Dataset rows about figures:
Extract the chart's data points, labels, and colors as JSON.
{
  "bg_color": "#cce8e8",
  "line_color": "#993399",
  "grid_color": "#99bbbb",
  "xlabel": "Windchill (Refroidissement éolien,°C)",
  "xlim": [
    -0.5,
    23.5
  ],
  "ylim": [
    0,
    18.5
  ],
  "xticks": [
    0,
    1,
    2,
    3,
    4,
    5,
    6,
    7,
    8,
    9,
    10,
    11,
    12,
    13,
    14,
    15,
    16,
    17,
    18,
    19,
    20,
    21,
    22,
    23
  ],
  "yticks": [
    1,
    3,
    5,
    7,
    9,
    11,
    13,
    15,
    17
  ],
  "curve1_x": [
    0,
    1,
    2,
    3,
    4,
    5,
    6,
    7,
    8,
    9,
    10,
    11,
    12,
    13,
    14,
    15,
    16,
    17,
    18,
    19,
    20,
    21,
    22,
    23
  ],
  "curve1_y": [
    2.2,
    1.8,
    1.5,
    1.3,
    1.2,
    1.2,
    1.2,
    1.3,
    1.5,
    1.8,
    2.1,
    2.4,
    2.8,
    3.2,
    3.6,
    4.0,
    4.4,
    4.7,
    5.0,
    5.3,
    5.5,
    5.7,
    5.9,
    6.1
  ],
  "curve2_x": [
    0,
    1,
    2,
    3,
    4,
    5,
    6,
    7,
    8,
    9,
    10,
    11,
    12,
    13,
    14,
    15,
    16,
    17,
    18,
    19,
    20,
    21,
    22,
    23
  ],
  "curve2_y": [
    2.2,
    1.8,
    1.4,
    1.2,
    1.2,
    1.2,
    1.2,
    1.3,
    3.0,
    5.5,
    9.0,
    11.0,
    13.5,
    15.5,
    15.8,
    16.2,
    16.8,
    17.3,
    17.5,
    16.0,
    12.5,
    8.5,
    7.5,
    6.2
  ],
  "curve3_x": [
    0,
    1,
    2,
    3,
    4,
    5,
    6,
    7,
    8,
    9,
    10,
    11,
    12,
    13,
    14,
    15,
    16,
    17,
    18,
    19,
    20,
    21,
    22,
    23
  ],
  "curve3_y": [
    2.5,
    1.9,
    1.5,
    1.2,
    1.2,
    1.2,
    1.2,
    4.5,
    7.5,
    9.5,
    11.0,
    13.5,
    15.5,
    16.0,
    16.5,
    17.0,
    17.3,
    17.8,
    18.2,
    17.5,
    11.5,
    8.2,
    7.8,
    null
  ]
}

◆ The exercise
Write out every entry above, word for word.

◆ Written solution
Extract the chart's data points, labels, and colors as JSON.
{
  "bg_color": "#cce8e8",
  "line_color": "#993399",
  "grid_color": "#99bbbb",
  "xlabel": "Windchill (Refroidissement éolien,°C)",
  "xlim": [
    -0.5,
    23.5
  ],
  "ylim": [
    0,
    18.5
  ],
  "xticks": [
    0,
    1,
    2,
    3,
    4,
    5,
    6,
    7,
    8,
    9,
    10,
    11,
    12,
    13,
    14,
    15,
    16,
    17,
    18,
    19,
    20,
    21,
    22,
    23
  ],
  "yticks": [
    1,
    3,
    5,
    7,
    9,
    11,
    13,
    15,
    17
  ],
  "curve1_x": [
    0,
    1,
    2,
    3,
    4,
    5,
    6,
    7,
    8,
    9,
    10,
    11,
    12,
    13,
    14,
    15,
    16,
    17,
    18,
    19,
    20,
    21,
    22,
    23
  ],
  "curve1_y": [
    2.2,
    1.8,
    1.5,
    1.3,
    1.2,
    1.2,
    1.2,
    1.3,
    1.5,
    1.8,
    2.1,
    2.4,
    2.8,
    3.2,
    3.6,
    4.0,
    4.4,
    4.7,
    5.0,
    5.3,
    5.5,
    5.7,
    5.9,
    6.1
  ],
  "curve2_x": [
    0,
    1,
    2,
    3,
    4,
    5,
    6,
    7,
    8,
    9,
    10,
    11,
    12,
    13,
    14,
    15,
    16,
    17,
    18,
    19,
    20,
    21,
    22,
    23
  ],
  "curve2_y": [
    2.2,
    1.8,
    1.4,
    1.2,
    1.2,
    1.2,
    1.2,
    1.3,
    3.0,
    5.5,
    9.0,
    11.0,
    13.5,
    15.5,
    15.8,
    16.2,
    16.8,
    17.3,
    17.5,
    16.0,
    12.5,
    8.5,
    7.5,
    6.2
  ],
  "curve3_x": [
    0,
    1,
    2,
    3,
    4,
    5,
    6,
    7,
    8,
    9,
    10,
    11,
    12,
    13,
    14,
    15,
    16,
    17,
    18,
    19,
    20,
    21,
    22,
    23
  ],
  "curve3_y": [
    2.5,
    1.9,
    1.5,
    1.2,
    1.2,
    1.2,
    1.2,
    4.5,
    7.5,
    9.5,
    11.0,
    13.5,
    15.5,
    16.0,
    16.5,
    17.0,
    17.3,
    17.8,
    18.2,
    17.5,
    11.5,
    8.2,
    7.8,
    null
  ]
}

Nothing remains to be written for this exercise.